# Input
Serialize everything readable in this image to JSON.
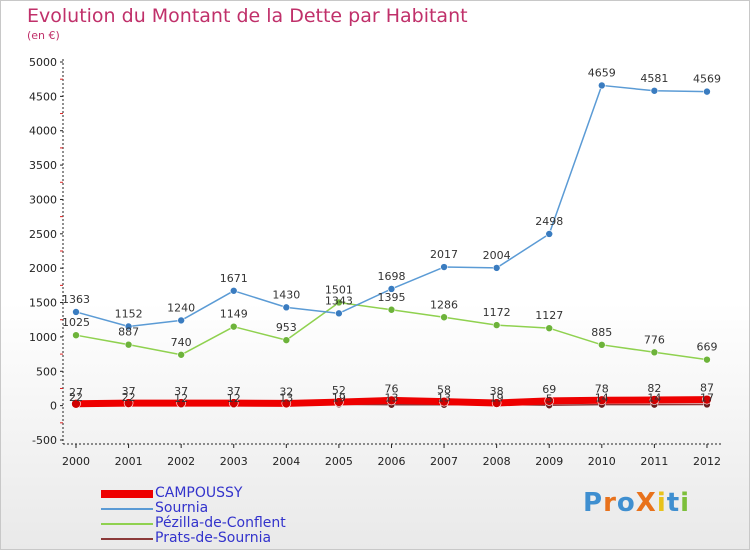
{
  "title": "Evolution du Montant de la Dette par Habitant",
  "subtitle": "(en €)",
  "logo": "ProXiti",
  "chart_data": {
    "type": "line",
    "title": "Evolution du Montant de la Dette par Habitant",
    "ylabel": "(en €)",
    "x": [
      "2000",
      "2001",
      "2002",
      "2003",
      "2004",
      "2005",
      "2006",
      "2007",
      "2008",
      "2009",
      "2010",
      "2011",
      "2012"
    ],
    "ylim": [
      -500,
      5000
    ],
    "yticks": [
      -500,
      0,
      500,
      1000,
      1500,
      2000,
      2500,
      3000,
      3500,
      4000,
      4500,
      5000
    ],
    "grid": false,
    "legend": "bottom-left",
    "series": [
      {
        "name": "CAMPOUSSY",
        "color": "#ee0000",
        "values": [
          27,
          37,
          37,
          37,
          32,
          52,
          76,
          58,
          38,
          69,
          78,
          82,
          87
        ]
      },
      {
        "name": "Sournia",
        "color": "#5b9bd5",
        "values": [
          1363,
          1152,
          1240,
          1671,
          1430,
          1343,
          1698,
          2017,
          2004,
          2498,
          4659,
          4581,
          4569
        ]
      },
      {
        "name": "Pézilla-de-Conflent",
        "color": "#8fd14f",
        "values": [
          1025,
          887,
          740,
          1149,
          953,
          1501,
          1395,
          1286,
          1172,
          1127,
          885,
          776,
          669
        ]
      },
      {
        "name": "Prats-de-Sournia",
        "color": "#8b3a3a",
        "values": [
          22,
          22,
          12,
          12,
          13,
          19,
          13,
          13,
          19,
          5,
          14,
          14,
          17
        ]
      }
    ]
  }
}
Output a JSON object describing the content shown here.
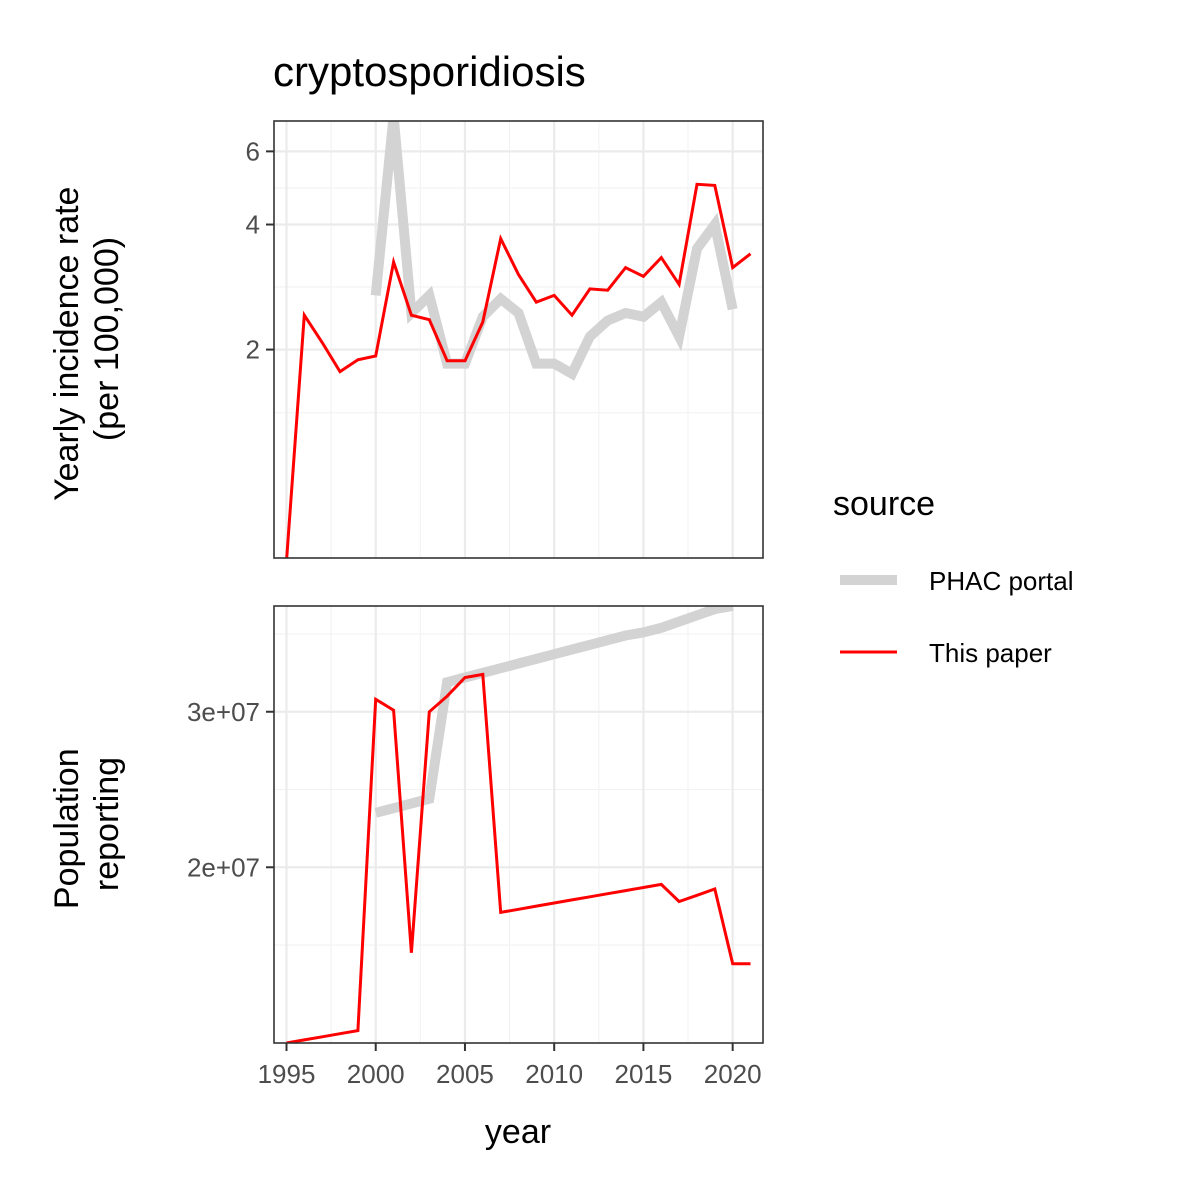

# What the task asks
Repeat the records above exactly, leaving out the pictures.

# Exercise output
Serialize everything readable in this image to JSON.
{
  "title": "Evolution du Montant de la Dette par Habitant",
  "subtitle": "(en €)",
  "logo": "ProXiti",
  "chart_data": {
    "type": "line",
    "title": "Evolution du Montant de la Dette par Habitant",
    "ylabel": "(en €)",
    "x": [
      "2000",
      "2001",
      "2002",
      "2003",
      "2004",
      "2005",
      "2006",
      "2007",
      "2008",
      "2009",
      "2010",
      "2011",
      "2012"
    ],
    "ylim": [
      -500,
      5000
    ],
    "yticks": [
      -500,
      0,
      500,
      1000,
      1500,
      2000,
      2500,
      3000,
      3500,
      4000,
      4500,
      5000
    ],
    "grid": false,
    "legend": "bottom-left",
    "series": [
      {
        "name": "CAMPOUSSY",
        "color": "#ee0000",
        "values": [
          27,
          37,
          37,
          37,
          32,
          52,
          76,
          58,
          38,
          69,
          78,
          82,
          87
        ]
      },
      {
        "name": "Sournia",
        "color": "#5b9bd5",
        "values": [
          1363,
          1152,
          1240,
          1671,
          1430,
          1343,
          1698,
          2017,
          2004,
          2498,
          4659,
          4581,
          4569
        ]
      },
      {
        "name": "Pézilla-de-Conflent",
        "color": "#8fd14f",
        "values": [
          1025,
          887,
          740,
          1149,
          953,
          1501,
          1395,
          1286,
          1172,
          1127,
          885,
          776,
          669
        ]
      },
      {
        "name": "Prats-de-Sournia",
        "color": "#8b3a3a",
        "values": [
          22,
          22,
          12,
          12,
          13,
          19,
          13,
          13,
          19,
          5,
          14,
          14,
          17
        ]
      }
    ]
  }
}
Output a JSON object describing the content shown here.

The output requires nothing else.